> **TEXTE FOURNI**
______

Les experts des droits de l'homme des Nations unies ont fait écho au cri de Téhéran. Après sa visite en Iran en mai 2022, Alena Douhan, rapporteure spéciale de l'ONU sur l'impact négatif des mesures coercitives unilatérales sur la jouissance des droits de l'homme, a conclu que les sanctions, les sanctions secondaires et diverses formes de surconformité avaient un impact négatif important sur l'économie du pays, conduisant à de "graves violations des droits de l'homme et à des défis humanitaires".
La Syrie a également été victime des sanctions américaines, dont les effets néfastes ont été mis en évidence après le tremblement de terre dévastateur de février, lorsque les sanctions américaines ont bloqué le travail humanitaire dans le pays déchiré par la guerre.
Les équipements de secours étant interdits par les Etats-Unis, les Syriens ont déblayé les décombres à mains nues et avec les outils les plus simples, a rapporté le ministère syrien des Affaires étrangères, ajoutant que les Syriens n'avaient pas non plus accès aux médicaments et à l'équipement médical dont ils avaient besoin.
Le manque de respect est également un mot-clé dans le souvenir amer de l'engagement de la région avec les Etats-Unis. Les hommes politiques à Washington ont même utilisé des mots insultants tels que "paria" pour décrire les pays de la région et ont proféré des menaces répétées lorsque leurs propres souhaits n'étaient pas satisfaits, ignorant la fierté nationale et l'autonomie stratégique des peuples de la région.

______

> **DONNÉES FOURNIES**
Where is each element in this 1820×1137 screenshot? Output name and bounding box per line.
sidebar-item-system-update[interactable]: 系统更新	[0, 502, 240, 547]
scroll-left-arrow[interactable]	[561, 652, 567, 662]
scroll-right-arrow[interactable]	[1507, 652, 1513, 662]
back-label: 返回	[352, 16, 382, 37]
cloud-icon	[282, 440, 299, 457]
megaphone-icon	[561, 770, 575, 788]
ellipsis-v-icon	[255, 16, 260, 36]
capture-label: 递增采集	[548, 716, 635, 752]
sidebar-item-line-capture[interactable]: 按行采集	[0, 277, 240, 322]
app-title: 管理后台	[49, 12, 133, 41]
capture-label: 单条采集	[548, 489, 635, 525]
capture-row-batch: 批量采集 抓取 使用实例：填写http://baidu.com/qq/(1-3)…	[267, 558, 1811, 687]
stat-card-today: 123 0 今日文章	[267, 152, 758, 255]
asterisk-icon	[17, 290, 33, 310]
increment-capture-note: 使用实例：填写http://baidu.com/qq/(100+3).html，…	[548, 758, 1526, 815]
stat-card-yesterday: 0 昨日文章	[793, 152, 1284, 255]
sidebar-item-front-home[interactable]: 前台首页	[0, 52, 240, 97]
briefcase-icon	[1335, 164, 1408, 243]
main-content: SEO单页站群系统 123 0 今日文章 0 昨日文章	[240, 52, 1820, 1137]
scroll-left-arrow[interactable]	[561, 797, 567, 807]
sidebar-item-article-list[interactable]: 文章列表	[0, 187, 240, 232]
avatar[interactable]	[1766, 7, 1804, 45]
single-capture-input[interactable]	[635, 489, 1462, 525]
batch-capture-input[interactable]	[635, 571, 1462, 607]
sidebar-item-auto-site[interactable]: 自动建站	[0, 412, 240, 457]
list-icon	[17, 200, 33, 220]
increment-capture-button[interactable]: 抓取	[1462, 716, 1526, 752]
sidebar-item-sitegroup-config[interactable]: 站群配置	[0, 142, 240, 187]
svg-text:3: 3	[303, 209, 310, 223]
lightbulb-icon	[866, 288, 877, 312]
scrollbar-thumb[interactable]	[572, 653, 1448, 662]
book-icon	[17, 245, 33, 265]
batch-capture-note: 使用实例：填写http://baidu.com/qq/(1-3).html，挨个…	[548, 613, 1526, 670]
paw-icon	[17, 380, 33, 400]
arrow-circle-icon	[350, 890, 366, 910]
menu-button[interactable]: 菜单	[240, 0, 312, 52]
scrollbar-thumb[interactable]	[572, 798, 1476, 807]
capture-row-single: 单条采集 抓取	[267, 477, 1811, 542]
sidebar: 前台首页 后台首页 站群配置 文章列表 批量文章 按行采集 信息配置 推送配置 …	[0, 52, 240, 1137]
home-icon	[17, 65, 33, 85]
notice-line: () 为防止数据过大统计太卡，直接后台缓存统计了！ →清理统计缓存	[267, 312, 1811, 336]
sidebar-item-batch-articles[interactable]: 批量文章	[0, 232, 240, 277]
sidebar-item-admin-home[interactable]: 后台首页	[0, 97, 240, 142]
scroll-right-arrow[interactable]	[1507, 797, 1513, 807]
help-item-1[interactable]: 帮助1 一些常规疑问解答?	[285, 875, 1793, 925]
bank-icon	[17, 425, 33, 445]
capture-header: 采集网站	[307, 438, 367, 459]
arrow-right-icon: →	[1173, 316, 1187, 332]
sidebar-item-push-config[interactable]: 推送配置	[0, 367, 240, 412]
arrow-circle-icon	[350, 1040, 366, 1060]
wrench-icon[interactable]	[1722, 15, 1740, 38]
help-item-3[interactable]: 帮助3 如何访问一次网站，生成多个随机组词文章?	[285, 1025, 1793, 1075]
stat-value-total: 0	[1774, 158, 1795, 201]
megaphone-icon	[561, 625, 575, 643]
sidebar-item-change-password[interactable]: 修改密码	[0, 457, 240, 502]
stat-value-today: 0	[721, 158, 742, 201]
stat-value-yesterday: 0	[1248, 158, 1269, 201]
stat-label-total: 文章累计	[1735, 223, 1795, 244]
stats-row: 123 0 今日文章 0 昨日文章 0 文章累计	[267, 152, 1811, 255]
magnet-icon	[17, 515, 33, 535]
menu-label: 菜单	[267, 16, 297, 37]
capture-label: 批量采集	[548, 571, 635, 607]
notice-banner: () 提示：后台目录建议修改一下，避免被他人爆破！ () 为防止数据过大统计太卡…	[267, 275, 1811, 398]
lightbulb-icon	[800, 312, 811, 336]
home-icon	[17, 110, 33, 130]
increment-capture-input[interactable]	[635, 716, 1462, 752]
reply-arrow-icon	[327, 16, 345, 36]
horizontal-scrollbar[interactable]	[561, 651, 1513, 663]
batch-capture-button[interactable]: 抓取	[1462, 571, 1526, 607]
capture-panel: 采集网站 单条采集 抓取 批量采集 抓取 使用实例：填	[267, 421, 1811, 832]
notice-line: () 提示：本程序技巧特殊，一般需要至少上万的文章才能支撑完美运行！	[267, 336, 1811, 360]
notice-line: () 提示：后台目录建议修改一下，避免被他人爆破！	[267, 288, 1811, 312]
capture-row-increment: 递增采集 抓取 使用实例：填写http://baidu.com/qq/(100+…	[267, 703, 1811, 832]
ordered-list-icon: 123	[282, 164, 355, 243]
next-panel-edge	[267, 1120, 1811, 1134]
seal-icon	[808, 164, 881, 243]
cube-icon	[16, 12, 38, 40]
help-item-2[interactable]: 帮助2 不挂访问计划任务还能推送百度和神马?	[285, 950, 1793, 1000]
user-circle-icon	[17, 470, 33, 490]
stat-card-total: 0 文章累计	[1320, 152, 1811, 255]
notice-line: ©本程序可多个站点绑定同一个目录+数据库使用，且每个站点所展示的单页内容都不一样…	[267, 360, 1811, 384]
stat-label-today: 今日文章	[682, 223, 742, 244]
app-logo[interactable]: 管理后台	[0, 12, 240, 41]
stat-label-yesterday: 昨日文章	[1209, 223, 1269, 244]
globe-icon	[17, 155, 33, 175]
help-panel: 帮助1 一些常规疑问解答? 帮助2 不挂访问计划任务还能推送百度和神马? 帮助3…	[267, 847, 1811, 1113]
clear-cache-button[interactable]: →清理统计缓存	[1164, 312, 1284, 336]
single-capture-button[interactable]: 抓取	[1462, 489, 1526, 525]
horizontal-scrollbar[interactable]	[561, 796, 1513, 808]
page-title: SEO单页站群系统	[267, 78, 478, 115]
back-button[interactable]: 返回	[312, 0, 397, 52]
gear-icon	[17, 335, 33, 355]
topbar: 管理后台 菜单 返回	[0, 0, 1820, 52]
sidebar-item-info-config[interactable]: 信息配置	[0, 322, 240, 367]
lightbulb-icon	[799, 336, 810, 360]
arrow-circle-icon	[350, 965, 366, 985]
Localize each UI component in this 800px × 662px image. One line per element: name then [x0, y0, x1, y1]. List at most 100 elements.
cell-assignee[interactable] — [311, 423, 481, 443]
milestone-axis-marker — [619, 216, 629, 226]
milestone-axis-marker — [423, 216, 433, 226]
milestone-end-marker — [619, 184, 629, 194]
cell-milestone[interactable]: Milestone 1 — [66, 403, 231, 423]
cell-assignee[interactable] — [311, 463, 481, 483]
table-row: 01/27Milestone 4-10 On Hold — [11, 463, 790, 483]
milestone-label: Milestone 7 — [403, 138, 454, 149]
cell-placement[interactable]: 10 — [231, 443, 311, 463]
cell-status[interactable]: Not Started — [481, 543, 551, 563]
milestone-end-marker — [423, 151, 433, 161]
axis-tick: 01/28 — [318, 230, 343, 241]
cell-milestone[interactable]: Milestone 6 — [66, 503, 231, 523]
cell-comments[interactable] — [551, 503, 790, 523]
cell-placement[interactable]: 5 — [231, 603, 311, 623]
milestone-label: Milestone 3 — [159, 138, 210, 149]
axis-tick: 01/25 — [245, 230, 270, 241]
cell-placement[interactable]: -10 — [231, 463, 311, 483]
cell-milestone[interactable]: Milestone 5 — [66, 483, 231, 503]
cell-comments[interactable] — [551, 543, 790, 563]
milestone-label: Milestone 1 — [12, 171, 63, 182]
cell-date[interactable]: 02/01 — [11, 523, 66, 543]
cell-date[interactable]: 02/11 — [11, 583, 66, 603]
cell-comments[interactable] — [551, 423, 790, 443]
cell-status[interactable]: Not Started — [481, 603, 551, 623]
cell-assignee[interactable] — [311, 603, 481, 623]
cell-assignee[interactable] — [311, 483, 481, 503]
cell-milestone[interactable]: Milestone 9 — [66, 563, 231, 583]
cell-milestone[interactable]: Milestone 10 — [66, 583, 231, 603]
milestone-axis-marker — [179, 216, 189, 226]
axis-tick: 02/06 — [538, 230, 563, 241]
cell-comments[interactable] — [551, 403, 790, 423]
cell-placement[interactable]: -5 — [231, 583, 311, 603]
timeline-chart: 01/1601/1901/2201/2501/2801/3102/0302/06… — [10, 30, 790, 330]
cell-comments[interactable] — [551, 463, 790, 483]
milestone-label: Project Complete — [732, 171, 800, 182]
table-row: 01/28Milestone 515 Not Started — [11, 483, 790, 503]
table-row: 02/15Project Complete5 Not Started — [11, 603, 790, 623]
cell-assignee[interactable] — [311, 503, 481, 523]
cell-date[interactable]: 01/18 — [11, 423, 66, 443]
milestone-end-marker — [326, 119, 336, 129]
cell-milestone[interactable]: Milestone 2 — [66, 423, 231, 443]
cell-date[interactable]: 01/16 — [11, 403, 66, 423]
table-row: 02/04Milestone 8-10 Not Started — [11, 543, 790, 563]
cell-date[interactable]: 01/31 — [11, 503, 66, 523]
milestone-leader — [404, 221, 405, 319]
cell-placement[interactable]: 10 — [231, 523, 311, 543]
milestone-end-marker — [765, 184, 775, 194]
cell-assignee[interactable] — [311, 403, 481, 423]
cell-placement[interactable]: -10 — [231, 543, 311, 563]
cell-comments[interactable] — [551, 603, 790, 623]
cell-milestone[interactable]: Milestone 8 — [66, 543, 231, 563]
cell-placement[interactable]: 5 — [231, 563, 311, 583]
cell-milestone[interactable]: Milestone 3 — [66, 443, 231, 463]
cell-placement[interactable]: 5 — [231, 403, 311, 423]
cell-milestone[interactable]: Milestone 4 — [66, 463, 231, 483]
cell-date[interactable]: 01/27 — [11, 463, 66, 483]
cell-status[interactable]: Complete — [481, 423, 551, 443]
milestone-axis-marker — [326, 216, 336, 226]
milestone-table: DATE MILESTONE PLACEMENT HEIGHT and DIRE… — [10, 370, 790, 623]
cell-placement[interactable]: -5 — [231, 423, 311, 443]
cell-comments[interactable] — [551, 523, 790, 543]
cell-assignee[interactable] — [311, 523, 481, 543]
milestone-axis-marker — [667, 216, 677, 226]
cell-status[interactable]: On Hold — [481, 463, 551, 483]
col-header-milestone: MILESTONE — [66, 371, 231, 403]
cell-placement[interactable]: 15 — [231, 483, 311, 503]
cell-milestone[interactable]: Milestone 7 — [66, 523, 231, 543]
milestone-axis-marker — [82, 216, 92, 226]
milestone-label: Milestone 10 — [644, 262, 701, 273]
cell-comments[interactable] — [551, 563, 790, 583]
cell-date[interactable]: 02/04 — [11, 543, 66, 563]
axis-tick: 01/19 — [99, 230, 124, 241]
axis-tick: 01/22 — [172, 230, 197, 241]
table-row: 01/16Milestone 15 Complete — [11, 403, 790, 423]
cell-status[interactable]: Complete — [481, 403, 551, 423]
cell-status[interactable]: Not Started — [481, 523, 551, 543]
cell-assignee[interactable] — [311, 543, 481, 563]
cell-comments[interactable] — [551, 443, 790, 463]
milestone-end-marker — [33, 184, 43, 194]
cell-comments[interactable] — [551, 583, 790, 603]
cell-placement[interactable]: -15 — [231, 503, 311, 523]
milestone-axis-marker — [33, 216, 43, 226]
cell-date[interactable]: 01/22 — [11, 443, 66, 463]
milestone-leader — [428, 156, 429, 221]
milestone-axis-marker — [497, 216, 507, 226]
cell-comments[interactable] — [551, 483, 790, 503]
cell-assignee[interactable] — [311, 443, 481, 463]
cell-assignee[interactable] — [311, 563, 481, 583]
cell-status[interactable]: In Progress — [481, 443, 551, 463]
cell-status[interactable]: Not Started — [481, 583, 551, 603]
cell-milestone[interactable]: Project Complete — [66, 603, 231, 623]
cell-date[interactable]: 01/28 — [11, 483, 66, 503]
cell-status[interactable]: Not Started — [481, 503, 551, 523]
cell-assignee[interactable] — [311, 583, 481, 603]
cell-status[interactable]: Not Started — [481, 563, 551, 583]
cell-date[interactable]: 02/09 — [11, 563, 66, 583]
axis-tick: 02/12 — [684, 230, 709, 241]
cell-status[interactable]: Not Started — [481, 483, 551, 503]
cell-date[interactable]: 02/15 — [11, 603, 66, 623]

______

> **CONSIGNES DE TRAVAIL**
1. D'après le texte sur les sanctions, en quel mois et quelle année Alena Douhan s'est-elle rendue en Iran ?
2. Résumez en une phrase le paragraphe du texte sur les sanctions qui commence par « Les équipements de secours étant interdits », sans perdre ses faits principaux.
3. Poursuivez le texte sur les sanctions en reprenant juste après sa dernière phrase.

> **LISTE DES RÉPONSES**
1. En mai 2022.

2. Selon le ministère syrien des Affaires étrangères, les Syriens, privés par les États-Unis d'équipements de secours, ont dégagé les décombres à mains nues ou avec des outils très simples, et n'avaient pas non plus accès aux médicaments ni au matériel médical nécessaires.

3.
Dans un sondage réalisé en 2022 dans 14 pays arabes par le Centre arabe pour la recherche et les études politiques, basé à Doha, 78% des personnes interrogées ont désigné les Etats-Unis comme la principale source de menace et d'instabilité dans la région.
Il n'est pas surprenant que de plus en plus de pays du Moyen-Orient refusent de recevoir des ordres de Washington. Alors que la crise ukrainienne ne cesse de s'aggraver, la plupart des pays du Moyen-Orient ont refusé de rejoindre le "camp anti-russe" dirigé par les Etats-Unis. En outre, compte tenu de leurs propres intérêts nationaux, l'Arabie saoudite et d'autres pays du Golfe ont montré peu d'intérêt à coopérer avec les Etats-Unis sur les questions pétrolières.
Washington a notamment été choqué par la détente Téhéran-Riyad négociée par Beijing après que le président américain Joe Biden a effectué une tournée au Moyen-Orient pour rallier des soutiens afin de contrer ce qu'il a appelé les "menaces iraniennes". Une vague de réconciliations, suivie du retour de la Syrie au sein de la Ligue arabe, déferle sur le Moyen-Orient, les pays arabes se rendant compte que l'ingérence américaine n'a fait que plonger la région dans l'instabilité et le chaos.
Pour préserver l'influence déclinante des Etats-Unis au Moyen-Orient, les hauts responsables américains se sont empressés de visiter les pays du Moyen-Orient, mais ce qui les préoccupait le plus s'avérait être de savoir qui remplirait le soi-disant "vide de pouvoir" laissé par les Américains dans la région. Les Etats-Unis tentent toujours de manipuler le Moyen-Orient comme un pion dans leur jeu géopolitique.
La politique étrangère américaine a "perdu toute flexibilité", car elle est "dirigée par une élite qui fonctionne en prononçant des discours pour plaire à ses électeurs - et qui semble incapable de comprendre que le monde change, et vite", a commenté le Washington Post.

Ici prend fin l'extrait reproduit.